EXERCISE TASK: Look through the entries below and count the lines with the word "title" in them; give only the number.

SUPPLIED ENTRIES:
---------------

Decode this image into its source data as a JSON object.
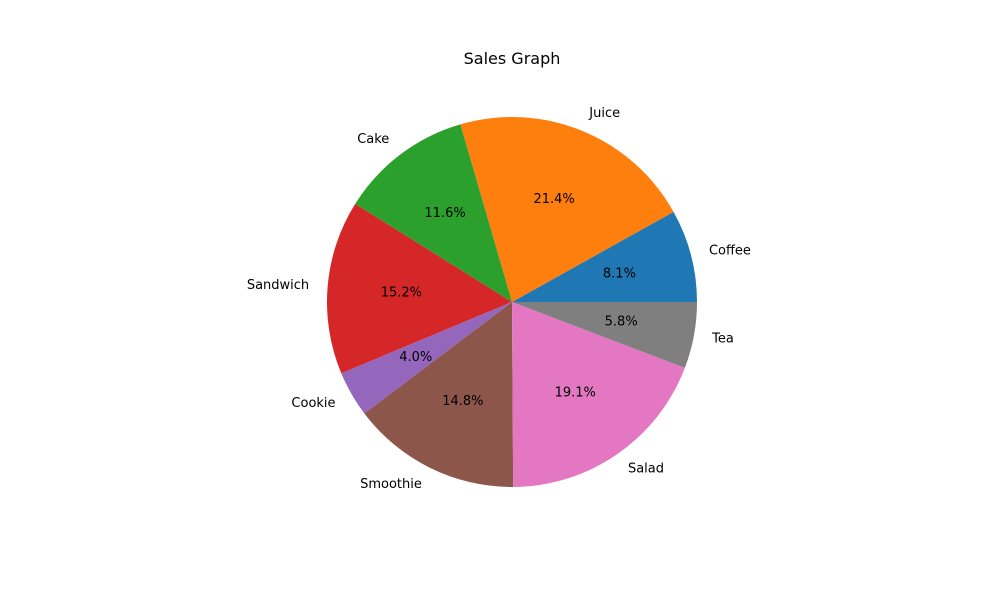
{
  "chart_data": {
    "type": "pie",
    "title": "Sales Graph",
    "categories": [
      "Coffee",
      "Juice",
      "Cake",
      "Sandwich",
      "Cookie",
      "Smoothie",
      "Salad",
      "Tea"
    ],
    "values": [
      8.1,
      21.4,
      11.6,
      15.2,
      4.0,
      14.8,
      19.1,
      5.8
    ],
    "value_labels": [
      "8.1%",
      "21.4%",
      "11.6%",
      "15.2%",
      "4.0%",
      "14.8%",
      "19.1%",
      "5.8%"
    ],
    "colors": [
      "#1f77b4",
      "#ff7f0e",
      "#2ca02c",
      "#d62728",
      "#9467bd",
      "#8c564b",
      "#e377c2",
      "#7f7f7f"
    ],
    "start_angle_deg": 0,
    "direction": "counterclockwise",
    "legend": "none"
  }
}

---------------

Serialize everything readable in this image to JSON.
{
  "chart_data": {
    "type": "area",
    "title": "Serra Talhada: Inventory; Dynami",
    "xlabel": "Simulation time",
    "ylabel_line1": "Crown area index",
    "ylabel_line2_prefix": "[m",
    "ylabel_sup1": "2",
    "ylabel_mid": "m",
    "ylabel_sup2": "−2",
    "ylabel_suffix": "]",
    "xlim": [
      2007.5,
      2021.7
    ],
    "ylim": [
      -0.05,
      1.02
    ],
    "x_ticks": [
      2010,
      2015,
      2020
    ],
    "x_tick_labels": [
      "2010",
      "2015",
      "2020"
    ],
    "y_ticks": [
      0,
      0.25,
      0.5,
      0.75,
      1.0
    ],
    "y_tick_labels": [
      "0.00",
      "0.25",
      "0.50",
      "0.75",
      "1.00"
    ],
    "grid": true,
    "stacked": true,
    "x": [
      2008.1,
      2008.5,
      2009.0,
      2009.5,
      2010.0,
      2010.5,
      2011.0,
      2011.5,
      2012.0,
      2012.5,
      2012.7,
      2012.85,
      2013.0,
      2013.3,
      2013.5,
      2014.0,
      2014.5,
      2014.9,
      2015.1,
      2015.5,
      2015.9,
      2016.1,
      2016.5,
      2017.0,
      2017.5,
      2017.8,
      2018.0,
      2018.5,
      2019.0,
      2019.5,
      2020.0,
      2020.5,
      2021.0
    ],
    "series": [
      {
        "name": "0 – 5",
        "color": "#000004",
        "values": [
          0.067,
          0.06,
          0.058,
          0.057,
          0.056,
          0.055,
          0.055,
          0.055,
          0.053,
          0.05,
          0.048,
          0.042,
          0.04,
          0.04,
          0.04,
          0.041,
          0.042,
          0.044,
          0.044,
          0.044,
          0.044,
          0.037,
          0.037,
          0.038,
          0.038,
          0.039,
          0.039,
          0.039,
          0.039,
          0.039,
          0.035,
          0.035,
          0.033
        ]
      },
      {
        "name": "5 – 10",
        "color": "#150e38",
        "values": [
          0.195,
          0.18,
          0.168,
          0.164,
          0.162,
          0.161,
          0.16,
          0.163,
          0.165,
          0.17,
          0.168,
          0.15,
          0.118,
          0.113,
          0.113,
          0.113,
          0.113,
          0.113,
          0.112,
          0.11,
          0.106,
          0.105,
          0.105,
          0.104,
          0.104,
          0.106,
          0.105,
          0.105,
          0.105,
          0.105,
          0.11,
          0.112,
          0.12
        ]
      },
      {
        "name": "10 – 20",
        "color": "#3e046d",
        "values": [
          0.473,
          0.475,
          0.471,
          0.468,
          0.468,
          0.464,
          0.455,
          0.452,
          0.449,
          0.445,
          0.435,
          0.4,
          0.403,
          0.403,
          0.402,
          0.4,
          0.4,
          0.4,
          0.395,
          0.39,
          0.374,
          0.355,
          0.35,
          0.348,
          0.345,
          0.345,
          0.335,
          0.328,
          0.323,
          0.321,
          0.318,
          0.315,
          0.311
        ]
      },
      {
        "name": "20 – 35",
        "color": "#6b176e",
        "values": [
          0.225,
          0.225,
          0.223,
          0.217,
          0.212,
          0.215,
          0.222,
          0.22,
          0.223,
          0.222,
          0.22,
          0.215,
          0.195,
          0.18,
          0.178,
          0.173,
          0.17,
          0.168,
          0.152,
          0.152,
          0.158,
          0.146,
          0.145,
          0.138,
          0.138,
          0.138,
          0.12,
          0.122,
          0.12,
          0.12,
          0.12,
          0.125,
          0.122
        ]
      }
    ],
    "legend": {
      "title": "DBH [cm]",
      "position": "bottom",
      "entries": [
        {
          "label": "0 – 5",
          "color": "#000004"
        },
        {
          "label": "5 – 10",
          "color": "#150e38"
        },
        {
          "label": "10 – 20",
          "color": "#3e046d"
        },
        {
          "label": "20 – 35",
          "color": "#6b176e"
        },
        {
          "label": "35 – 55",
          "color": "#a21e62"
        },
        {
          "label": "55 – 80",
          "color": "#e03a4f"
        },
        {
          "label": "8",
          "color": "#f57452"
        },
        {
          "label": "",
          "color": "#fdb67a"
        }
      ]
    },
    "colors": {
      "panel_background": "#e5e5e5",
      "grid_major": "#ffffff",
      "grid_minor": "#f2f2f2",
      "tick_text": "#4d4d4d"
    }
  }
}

---------------

SOLUTION: 3